TO BE DONE: How many of the lines below hold the word "recent"? Answer only with the number.

>> BEGIN RECORD LIST

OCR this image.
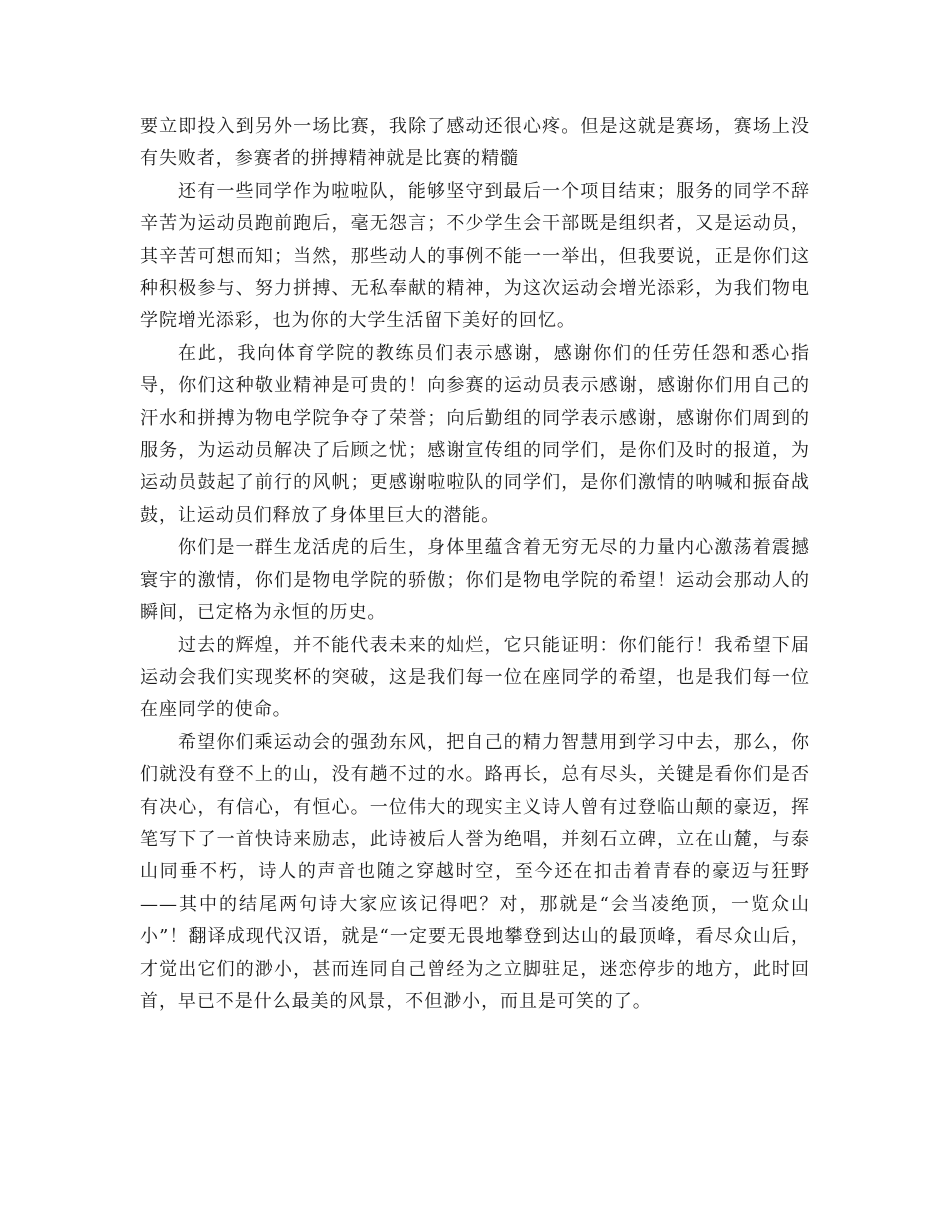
要立即投入到另外一场比赛，我除了感动还很心疼。但是这就是赛场，赛场上没有失败者，参赛者的拼搏精神就是比赛的精髓

还有一些同学作为啦啦队，能够坚守到最后一个项目结束；服务的同学不辞辛苦为运动员跑前跑后，毫无怨言；不少学生会干部既是组织者，又是运动员，其辛苦可想而知；当然，那些动人的事例不能一一举出，但我要说，正是你们这种积极参与、努力拼搏、无私奉献的精神，为这次运动会增光添彩，为我们物电学院增光添彩，也为你的大学生活留下美好的回忆。

在此，我向体育学院的教练员们表示感谢，感谢你们的任劳任怨和悉心指导，你们这种敬业精神是可贵的！向参赛的运动员表示感谢，感谢你们用自己的汗水和拼搏为物电学院争夺了荣誉；向后勤组的同学表示感谢，感谢你们周到的服务，为运动员解决了后顾之忧；感谢宣传组的同学们，是你们及时的报道，为运动员鼓起了前行的风帆；更感谢啦啦队的同学们，是你们激情的呐喊和振奋战鼓，让运动员们释放了身体里巨大的潜能。

你们是一群生龙活虎的后生，身体里蕴含着无穷无尽的力量内心激荡着震撼寰宇的激情，你们是物电学院的骄傲；你们是物电学院的希望！运动会那动人的瞬间，已定格为永恒的历史。

过去的辉煌，并不能代表未来的灿烂，它只能证明：你们能行！我希望下届运动会我们实现奖杯的突破，这是我们每一位在座同学的希望，也是我们每一位在座同学的使命。

希望你们乘运动会的强劲东风，把自己的精力智慧用到学习中去，那么，你们就没有登不上的山，没有趟不过的水。路再长，总有尽头，关键是看你们是否有决心，有信心，有恒心。一位伟大的现实主义诗人曾有过登临山颠的豪迈，挥笔写下了一首快诗来励志，此诗被后人誉为绝唱，并刻石立碑，立在山麓，与泰山同垂不朽，诗人的声音也随之穿越时空，至今还在扣击着青春的豪迈与狂野——其中的结尾两句诗大家应该记得吧？对，那就是“会当凌绝顶，一览众山小”！翻译成现代汉语，就是“一定要无畏地攀登到达山的最顶峰，看尽众山后，才觉出它们的渺小，甚而连同自己曾经为之立脚驻足，迷恋停步的地方，此时回首，早已不是什么最美的风景，不但渺小，而且是可笑的了。
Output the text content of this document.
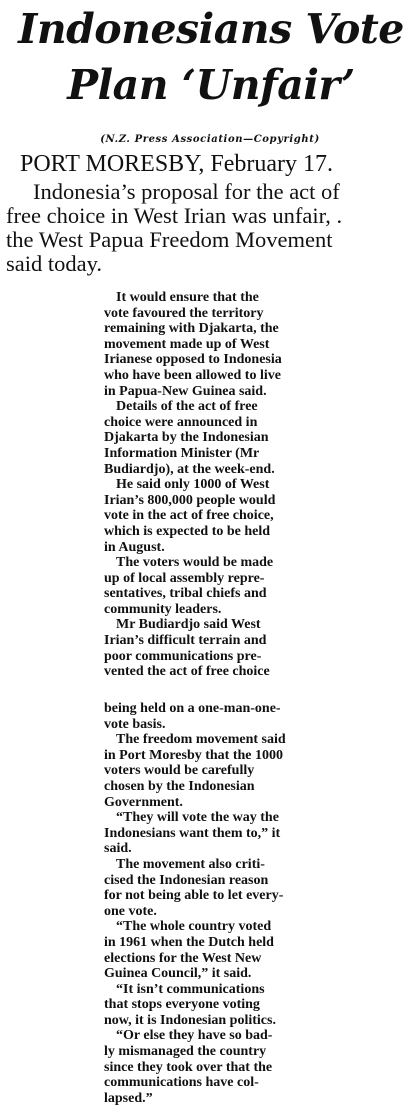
Indonesians Vote
Plan ‘Unfair’
(N.Z. Press Association—Copyright)
PORT MORESBY, February 17.
Indonesia’s proposal for the act of
free choice in West Irian was unfair, .
the West Papua Freedom Movement
said today.
It would ensure that the
vote favoured the territory
remaining with Djakarta, the
movement made up of West
Irianese opposed to Indonesia
who have been allowed to live
in Papua-New Guinea said.
Details of the act of free
choice were announced in
Djakarta by the Indonesian
Information Minister (Mr
Budiardjo), at the week-end.
He said only 1000 of West
Irian’s 800,000 people would
vote in the act of free choice,
which is expected to be held
in August.
The voters would be made
up of local assembly repre-
sentatives, tribal chiefs and
community leaders.
Mr Budiardjo said West
Irian’s difficult terrain and
poor communications pre-
vented the act of free choice
being held on a one-man-one-
vote basis.
The freedom movement said
in Port Moresby that the 1000
voters would be carefully
chosen by the Indonesian
Government.
“They will vote the way the
Indonesians want them to,” it
said.
The movement also criti-
cised the Indonesian reason
for not being able to let every-
one vote.
“The whole country voted
in 1961 when the Dutch held
elections for the West New
Guinea Council,” it said.
“It isn’t communications
that stops everyone voting
now, it is Indonesian politics.
“Or else they have so bad-
ly mismanaged the country
since they took over that the
communications have col-
lapsed.”
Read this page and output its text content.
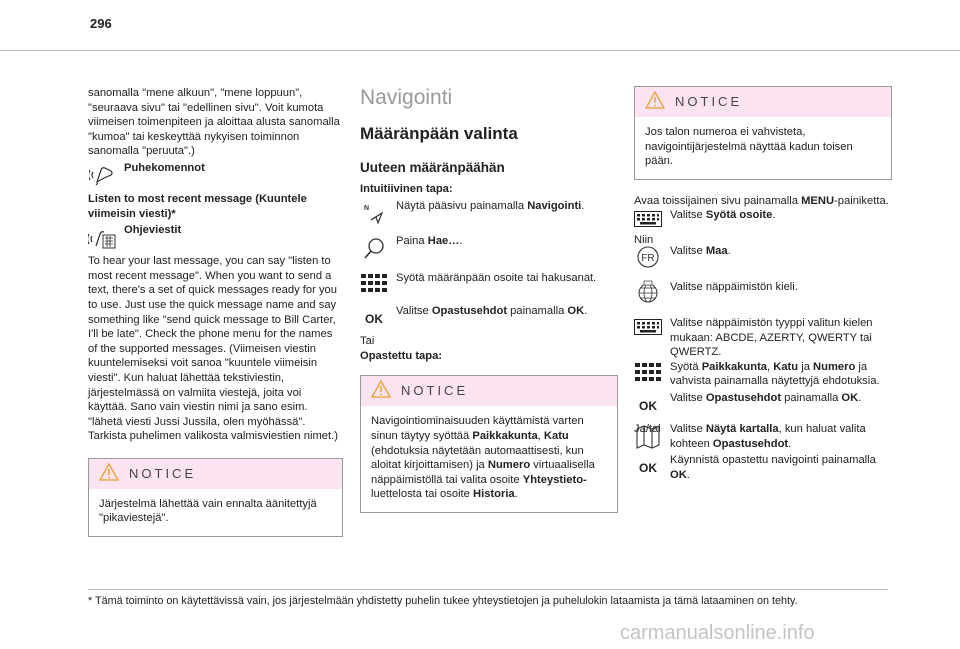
296

sanomalla "mene alkuun", "mene loppuun", "seuraava sivu" tai "edellinen sivu". Voit kumota viimeisen toimenpiteen ja aloittaa alusta sanomalla "kumoa" tai keskeyttää nykyisen toiminnon sanomalla "peruuta".)

Puhekomennot

Listen to most recent message (Kuuntele viimeisin viesti)*

Ohjeviestit

To hear your last message, you can say "listen to most recent message". When you want to send a text, there's a set of quick messages ready for you to use. Just use the quick message name and say something like "send quick message to Bill Carter, I'll be late". Check the phone menu for the names of the supported messages. (Viimeisen viestin kuuntelemiseksi voit sanoa "kuuntele viimeisin viesti". Kun haluat lähettää tekstiviestin, järjestelmässä on valmiita viestejä, joita voi käyttää. Sano vain viestin nimi ja sano esim. "lähetä viesti Jussi Jussila, olen myöhässä". Tarkista puhelimen valikosta valmisviestien nimet.)

NOTICE

Järjestelmä lähettää vain ennalta äänitettyjä "pikaviestejä".

Navigointi
Määränpään valinta
Uuteen määränpäähän

Intuitiivinen tapa:

N Näytä pääsivu painamalla Navigointi.
Paina Hae….
Syötä määränpään osoite tai hakusanat.
OK
Valitse Opastusehdot painamalla OK.

Tai

Opastettu tapa:

NOTICE

Navigointiominaisuuden käyttämistä varten sinun täytyy syöttää Paikkakunta, Katu (ehdotuksia näytetään automaattisesti, kun aloitat kirjoittamisen) ja Numero virtuaalisella näppäimistöllä tai valita osoite Yhteystieto- luettelosta tai osoite Historia.

NOTICE

Jos talon numeroa ei vahvisteta, navigointijärjestelmä näyttää kadun toisen pään.

Avaa toissijainen sivu painamalla MENU-painiketta.

Valitse Syötä osoite.

Niin

FR
Valitse Maa.
Valitse näppäimistön kieli.
Valitse näppäimistön tyyppi valitun kielen mukaan: ABCDE, AZERTY, QWERTY tai QWERTZ.
Syötä Paikkakunta, Katu ja Numero ja vahvista painamalla näytettyjä ehdotuksia.
OK
Valitse Opastusehdot painamalla OK.

Ja/tai Valitse Näytä kartalla, kun haluat valita kohteen Opastusehdot.
OK
Käynnistä opastettu navigointi painamalla OK.
* Tämä toiminto on käytettävissä vain, jos järjestelmään yhdistetty puhelin tukee yhteystietojen ja puhelulokin lataamista ja tämä lataaminen on tehty.
carmanualsonline.info
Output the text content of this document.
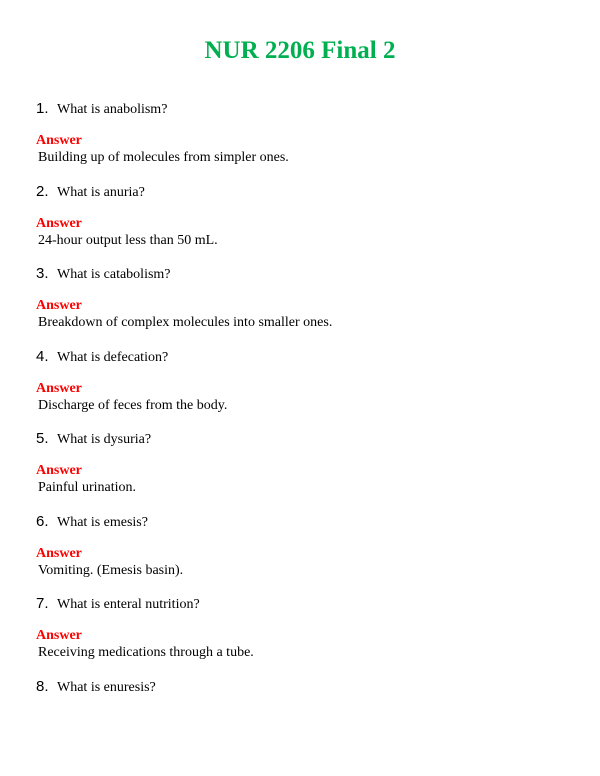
NUR 2206 Final 2
1. What is anabolism?
Answer
Building up of molecules from simpler ones.
2. What is anuria?
Answer
24-hour output less than 50 mL.
3. What is catabolism?
Answer
Breakdown of complex molecules into smaller ones.
4. What is defecation?
Answer
Discharge of feces from the body.
5. What is dysuria?
Answer
Painful urination.
6. What is emesis?
Answer
Vomiting. (Emesis basin).
7. What is enteral nutrition?
Answer
Receiving medications through a tube.
8. What is enuresis?
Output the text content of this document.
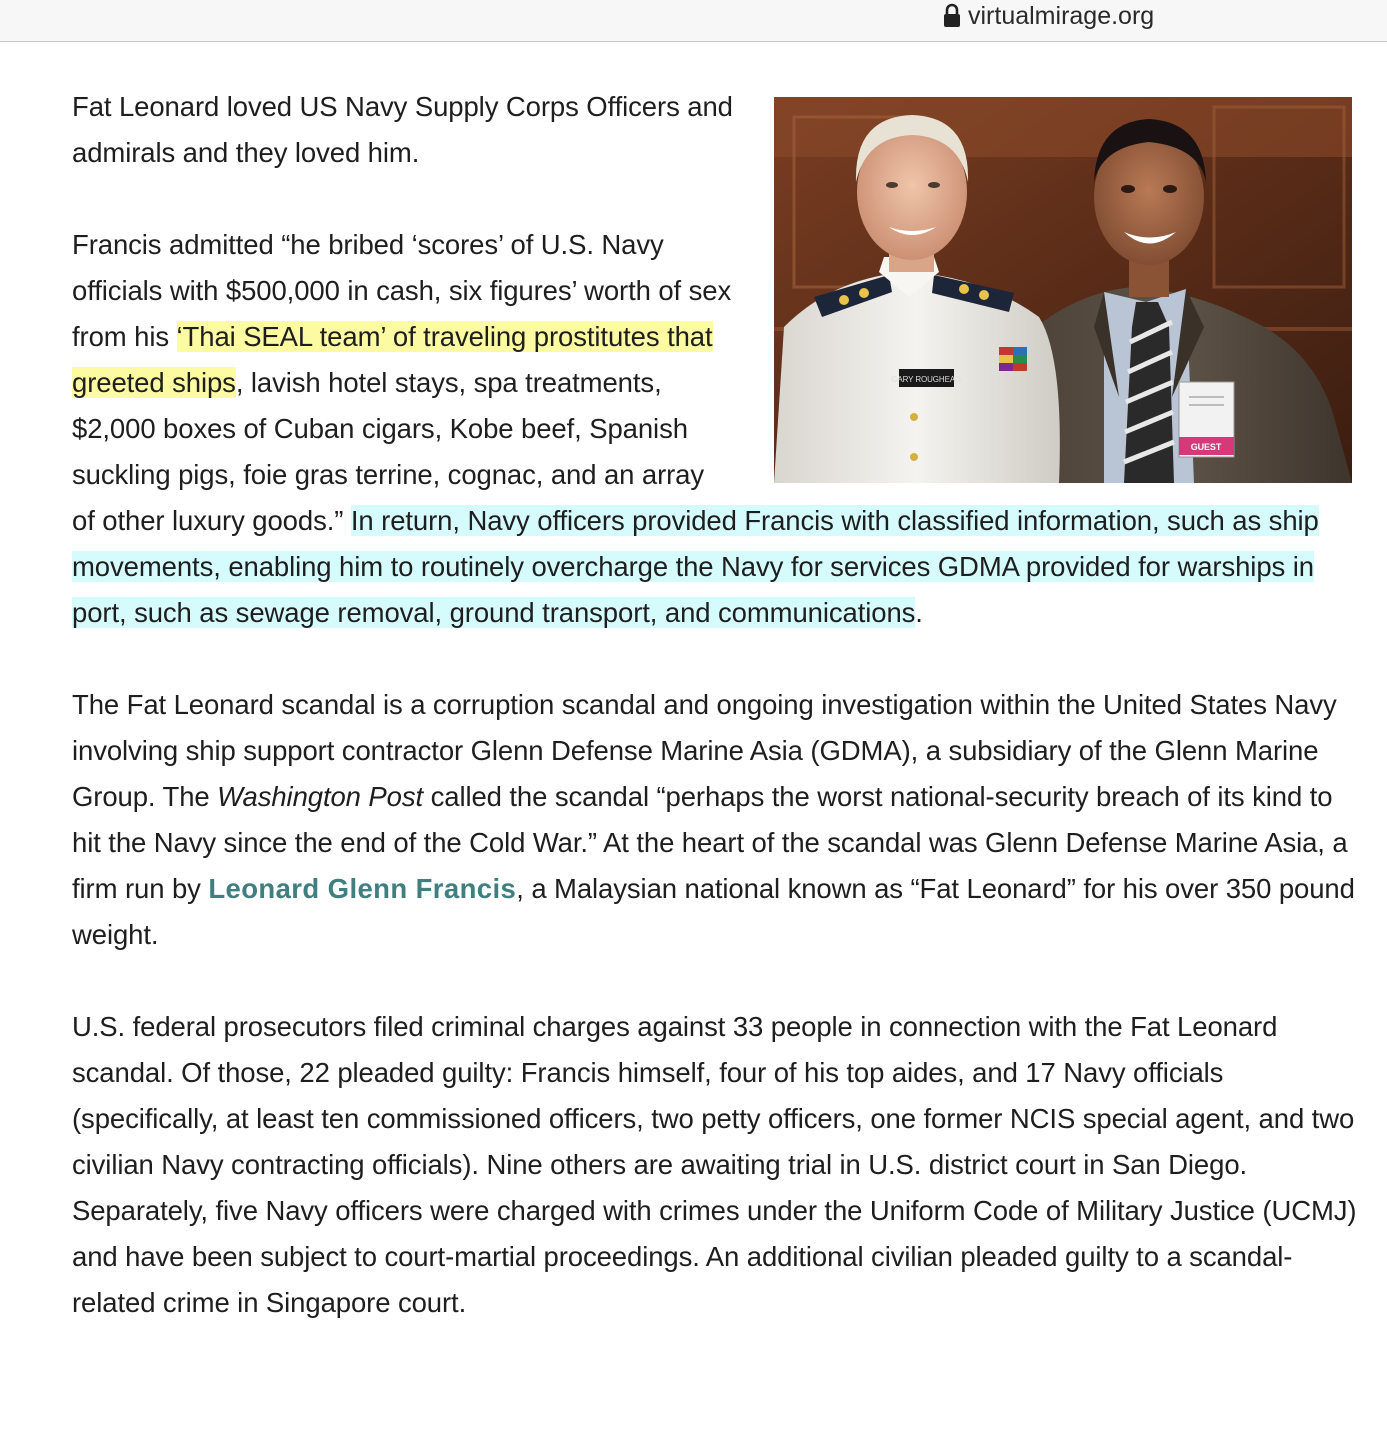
virtualmirage.org
GUEST
GARY ROUGHEAD

Fat Leonard loved US Navy Supply Corps Officers and admirals and they loved him.

Francis admitted “he bribed ‘scores’ of U.S. Navy officials with $500,000 in cash, six figures’ worth of sex from his ‘Thai SEAL team’ of traveling prostitutes that greeted ships, lavish hotel stays, spa treatments, $2,000 boxes of Cuban cigars, Kobe beef, Spanish suckling pigs, foie gras terrine, cognac, and an array of other luxury goods.” In return, Navy officers provided Francis with classified information, such as ship movements, enabling him to routinely overcharge the Navy for services GDMA provided for warships in port, such as sewage removal, ground transport, and communications.

The Fat Leonard scandal is a corruption scandal and ongoing investigation within the United States Navy involving ship support contractor Glenn Defense Marine Asia (GDMA), a subsidiary of the Glenn Marine Group. The Washington Post called the scandal “perhaps the worst national-security breach of its kind to hit the Navy since the end of the Cold War.” At the heart of the scandal was Glenn Defense Marine Asia, a firm run by Leonard Glenn Francis, a Malaysian national known as “Fat Leonard” for his over 350 pound weight.

U.S. federal prosecutors filed criminal charges against 33 people in connection with the Fat Leonard scandal. Of those, 22 pleaded guilty: Francis himself, four of his top aides, and 17 Navy officials (specifically, at least ten commissioned officers, two petty officers, one former NCIS special agent, and two civilian Navy contracting officials). Nine others are awaiting trial in U.S. district court in San Diego. Separately, five Navy officers were charged with crimes under the Uniform Code of Military Justice (UCMJ) and have been subject to court-martial proceedings. An additional civilian pleaded guilty to a scandal-related crime in Singapore court.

>> END RECORD LIST

ANSWER IN FULL: 2